— START OF Information provided —

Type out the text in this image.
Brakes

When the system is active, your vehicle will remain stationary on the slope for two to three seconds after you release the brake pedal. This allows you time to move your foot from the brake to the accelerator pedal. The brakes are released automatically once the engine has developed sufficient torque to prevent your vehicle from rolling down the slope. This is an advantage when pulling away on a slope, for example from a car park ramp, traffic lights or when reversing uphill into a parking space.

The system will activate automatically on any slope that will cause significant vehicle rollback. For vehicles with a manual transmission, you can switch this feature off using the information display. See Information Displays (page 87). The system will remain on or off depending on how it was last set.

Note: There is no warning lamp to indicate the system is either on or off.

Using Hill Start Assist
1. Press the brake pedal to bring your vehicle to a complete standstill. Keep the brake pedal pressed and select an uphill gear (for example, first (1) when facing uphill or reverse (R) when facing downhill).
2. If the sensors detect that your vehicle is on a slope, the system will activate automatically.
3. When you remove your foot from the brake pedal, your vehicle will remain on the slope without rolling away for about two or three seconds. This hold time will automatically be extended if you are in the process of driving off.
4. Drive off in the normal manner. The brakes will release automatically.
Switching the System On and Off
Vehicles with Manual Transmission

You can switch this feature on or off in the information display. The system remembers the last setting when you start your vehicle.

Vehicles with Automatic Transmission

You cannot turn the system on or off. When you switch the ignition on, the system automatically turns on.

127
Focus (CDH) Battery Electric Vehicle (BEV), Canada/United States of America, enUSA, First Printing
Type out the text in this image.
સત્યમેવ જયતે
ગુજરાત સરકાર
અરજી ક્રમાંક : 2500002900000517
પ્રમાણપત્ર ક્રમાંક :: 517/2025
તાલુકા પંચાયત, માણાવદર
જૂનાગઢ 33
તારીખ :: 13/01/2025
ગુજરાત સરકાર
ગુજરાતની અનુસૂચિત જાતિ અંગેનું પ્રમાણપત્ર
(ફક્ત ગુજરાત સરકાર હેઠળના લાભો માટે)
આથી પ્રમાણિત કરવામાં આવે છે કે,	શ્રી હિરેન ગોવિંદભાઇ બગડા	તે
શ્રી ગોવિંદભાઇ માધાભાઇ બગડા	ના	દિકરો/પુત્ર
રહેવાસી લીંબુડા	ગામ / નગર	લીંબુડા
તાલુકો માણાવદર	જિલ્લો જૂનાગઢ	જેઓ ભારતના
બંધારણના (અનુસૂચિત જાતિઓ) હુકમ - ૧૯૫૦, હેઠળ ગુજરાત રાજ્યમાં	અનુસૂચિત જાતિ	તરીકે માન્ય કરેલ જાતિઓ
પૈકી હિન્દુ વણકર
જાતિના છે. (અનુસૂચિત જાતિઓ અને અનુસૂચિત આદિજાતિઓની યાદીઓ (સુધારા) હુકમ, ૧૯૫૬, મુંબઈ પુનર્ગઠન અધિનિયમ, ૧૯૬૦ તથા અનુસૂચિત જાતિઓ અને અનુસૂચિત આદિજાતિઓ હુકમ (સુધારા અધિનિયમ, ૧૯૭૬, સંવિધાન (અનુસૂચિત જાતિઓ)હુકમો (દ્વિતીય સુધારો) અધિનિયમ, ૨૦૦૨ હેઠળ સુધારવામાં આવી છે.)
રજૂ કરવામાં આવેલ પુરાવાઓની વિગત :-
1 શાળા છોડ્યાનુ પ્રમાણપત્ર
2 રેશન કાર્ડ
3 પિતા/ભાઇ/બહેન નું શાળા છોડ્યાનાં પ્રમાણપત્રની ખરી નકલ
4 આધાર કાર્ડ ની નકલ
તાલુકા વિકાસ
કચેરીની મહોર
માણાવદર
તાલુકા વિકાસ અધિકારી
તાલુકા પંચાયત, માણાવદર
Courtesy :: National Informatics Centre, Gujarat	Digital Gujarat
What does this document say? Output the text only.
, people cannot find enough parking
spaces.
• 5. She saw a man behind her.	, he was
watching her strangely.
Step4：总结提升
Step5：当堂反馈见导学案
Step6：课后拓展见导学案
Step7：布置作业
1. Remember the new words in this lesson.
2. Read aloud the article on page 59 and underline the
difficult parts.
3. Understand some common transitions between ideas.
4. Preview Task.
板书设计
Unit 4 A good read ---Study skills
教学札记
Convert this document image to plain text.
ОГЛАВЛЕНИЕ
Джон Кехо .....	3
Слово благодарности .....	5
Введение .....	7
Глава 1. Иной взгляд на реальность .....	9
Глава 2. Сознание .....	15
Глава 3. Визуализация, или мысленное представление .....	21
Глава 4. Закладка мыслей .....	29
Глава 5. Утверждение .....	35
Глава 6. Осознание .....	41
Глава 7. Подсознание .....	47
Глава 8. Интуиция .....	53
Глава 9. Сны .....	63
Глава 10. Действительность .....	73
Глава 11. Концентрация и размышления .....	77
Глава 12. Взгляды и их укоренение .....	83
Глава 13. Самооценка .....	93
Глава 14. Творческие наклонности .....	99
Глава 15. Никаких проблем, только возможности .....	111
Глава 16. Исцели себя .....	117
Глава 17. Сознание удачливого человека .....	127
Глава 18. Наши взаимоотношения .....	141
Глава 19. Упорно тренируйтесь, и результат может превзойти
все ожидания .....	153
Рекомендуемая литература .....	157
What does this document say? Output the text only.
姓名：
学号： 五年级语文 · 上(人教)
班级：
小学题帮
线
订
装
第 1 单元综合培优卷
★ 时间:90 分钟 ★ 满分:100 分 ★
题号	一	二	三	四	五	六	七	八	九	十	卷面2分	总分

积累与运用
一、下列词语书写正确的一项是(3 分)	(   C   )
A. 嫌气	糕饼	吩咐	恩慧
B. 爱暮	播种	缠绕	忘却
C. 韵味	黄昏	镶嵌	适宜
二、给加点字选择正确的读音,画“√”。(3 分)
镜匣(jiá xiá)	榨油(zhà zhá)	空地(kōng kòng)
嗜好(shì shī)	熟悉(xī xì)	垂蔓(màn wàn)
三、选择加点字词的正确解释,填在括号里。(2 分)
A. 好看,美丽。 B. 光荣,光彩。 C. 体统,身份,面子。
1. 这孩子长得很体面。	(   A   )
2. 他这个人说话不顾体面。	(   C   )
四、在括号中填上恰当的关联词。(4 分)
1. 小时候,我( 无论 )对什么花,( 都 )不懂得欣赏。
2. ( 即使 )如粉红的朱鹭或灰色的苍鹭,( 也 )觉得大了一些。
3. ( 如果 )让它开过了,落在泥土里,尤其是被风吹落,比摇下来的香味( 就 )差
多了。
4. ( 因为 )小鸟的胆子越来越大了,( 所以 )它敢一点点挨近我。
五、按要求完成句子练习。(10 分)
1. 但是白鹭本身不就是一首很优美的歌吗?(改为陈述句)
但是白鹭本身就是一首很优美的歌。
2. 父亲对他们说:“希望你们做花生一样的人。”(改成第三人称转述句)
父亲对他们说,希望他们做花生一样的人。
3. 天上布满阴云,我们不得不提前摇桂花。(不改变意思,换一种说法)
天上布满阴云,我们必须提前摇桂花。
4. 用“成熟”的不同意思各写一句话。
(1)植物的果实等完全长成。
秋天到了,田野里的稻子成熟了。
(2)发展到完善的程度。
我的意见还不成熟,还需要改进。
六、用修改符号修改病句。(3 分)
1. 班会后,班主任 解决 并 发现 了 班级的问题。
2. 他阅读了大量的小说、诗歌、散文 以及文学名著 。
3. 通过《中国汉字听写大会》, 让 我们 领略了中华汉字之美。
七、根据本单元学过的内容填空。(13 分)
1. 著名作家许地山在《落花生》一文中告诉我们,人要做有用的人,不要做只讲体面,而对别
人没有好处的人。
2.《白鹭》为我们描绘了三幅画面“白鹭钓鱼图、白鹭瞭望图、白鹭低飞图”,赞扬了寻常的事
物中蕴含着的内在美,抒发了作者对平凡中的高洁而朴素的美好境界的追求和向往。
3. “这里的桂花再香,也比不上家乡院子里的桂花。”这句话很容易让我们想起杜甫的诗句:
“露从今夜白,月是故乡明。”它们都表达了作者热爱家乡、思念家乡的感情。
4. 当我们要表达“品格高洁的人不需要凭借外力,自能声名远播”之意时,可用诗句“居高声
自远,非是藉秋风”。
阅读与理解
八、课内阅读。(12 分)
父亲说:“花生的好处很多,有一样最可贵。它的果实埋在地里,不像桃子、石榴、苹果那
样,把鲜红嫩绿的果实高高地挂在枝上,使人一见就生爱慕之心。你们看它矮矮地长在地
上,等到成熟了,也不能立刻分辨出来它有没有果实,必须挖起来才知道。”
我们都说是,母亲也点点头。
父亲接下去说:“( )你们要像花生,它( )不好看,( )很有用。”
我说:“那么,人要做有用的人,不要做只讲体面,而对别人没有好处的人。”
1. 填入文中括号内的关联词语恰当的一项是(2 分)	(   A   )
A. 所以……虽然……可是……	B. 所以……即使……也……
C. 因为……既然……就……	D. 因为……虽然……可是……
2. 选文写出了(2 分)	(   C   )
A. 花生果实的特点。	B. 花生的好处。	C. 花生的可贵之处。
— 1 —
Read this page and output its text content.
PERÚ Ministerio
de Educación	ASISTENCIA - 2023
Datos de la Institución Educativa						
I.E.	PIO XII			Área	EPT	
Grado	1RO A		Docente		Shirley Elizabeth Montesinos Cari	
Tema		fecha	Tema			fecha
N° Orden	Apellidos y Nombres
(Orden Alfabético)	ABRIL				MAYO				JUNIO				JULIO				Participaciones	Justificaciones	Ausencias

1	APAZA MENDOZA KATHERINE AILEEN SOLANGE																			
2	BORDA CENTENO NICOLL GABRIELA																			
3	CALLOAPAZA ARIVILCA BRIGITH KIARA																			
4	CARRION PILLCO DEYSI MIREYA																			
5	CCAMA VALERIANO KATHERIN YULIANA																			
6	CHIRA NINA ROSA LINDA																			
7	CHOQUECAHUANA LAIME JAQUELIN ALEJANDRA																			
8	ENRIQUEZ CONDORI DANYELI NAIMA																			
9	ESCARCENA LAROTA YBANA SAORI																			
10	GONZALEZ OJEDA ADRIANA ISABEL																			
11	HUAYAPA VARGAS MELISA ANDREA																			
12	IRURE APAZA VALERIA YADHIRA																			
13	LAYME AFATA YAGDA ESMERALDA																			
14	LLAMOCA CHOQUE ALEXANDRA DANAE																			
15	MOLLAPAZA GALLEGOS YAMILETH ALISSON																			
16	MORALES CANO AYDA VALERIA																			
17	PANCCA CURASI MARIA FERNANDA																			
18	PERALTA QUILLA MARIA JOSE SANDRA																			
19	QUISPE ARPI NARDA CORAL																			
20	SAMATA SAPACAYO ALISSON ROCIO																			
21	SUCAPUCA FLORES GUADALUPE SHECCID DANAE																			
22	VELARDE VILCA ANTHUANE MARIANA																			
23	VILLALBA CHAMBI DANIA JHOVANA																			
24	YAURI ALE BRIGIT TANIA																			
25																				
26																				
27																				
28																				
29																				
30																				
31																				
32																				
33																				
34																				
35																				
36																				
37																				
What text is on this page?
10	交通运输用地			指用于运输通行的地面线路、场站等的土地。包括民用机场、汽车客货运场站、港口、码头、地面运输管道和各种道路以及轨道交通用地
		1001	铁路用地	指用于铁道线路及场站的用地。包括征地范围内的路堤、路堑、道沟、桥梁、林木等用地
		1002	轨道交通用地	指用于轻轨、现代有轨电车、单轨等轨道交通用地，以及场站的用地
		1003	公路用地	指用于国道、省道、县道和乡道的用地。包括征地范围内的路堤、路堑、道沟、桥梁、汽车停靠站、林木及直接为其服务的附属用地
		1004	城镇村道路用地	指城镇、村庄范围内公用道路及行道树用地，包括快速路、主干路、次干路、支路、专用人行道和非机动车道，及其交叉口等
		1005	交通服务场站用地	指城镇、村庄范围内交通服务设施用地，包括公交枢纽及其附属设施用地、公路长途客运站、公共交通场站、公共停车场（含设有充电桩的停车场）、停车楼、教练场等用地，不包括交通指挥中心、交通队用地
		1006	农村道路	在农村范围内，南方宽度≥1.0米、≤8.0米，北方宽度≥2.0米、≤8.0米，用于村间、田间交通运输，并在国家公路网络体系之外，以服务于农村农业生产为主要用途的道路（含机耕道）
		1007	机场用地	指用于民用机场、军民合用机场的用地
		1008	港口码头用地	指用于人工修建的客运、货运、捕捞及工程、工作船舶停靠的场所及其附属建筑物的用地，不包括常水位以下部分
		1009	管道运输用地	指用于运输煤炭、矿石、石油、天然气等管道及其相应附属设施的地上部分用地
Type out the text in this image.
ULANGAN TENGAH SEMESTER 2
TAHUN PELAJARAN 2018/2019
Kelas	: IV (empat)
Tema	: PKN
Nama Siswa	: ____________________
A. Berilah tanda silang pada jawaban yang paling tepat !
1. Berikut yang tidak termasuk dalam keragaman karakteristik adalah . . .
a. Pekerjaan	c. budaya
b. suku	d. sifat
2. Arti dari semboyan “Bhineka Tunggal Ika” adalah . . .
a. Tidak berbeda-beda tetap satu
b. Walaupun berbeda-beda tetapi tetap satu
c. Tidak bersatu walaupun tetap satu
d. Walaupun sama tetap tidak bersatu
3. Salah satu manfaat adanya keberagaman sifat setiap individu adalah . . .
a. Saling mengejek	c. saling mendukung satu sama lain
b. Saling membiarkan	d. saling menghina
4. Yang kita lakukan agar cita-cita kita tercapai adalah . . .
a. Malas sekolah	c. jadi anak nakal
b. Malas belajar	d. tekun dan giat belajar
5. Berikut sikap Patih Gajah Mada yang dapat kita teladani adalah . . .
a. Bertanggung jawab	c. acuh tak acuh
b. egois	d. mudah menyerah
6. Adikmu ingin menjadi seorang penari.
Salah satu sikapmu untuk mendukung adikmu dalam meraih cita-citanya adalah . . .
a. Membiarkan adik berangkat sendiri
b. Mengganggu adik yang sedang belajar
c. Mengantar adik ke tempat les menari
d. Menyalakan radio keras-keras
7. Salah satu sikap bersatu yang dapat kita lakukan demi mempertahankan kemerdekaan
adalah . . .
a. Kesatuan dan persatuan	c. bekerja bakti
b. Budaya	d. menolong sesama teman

— END OF Information provided —

# Problem statement
Look for the word "last" in every line of the listing and copy the lines that have it.

# Written response
The system will activate automatically on any slope that will cause significant vehicle rollback. For vehicles with a manual transmission, you can switch this feature off using the information display. See Information Displays (page 87). The system will remain on or off depending on how it was last set.
You can switch this feature on or off in the information display. The system remembers the last setting when you start your vehicle.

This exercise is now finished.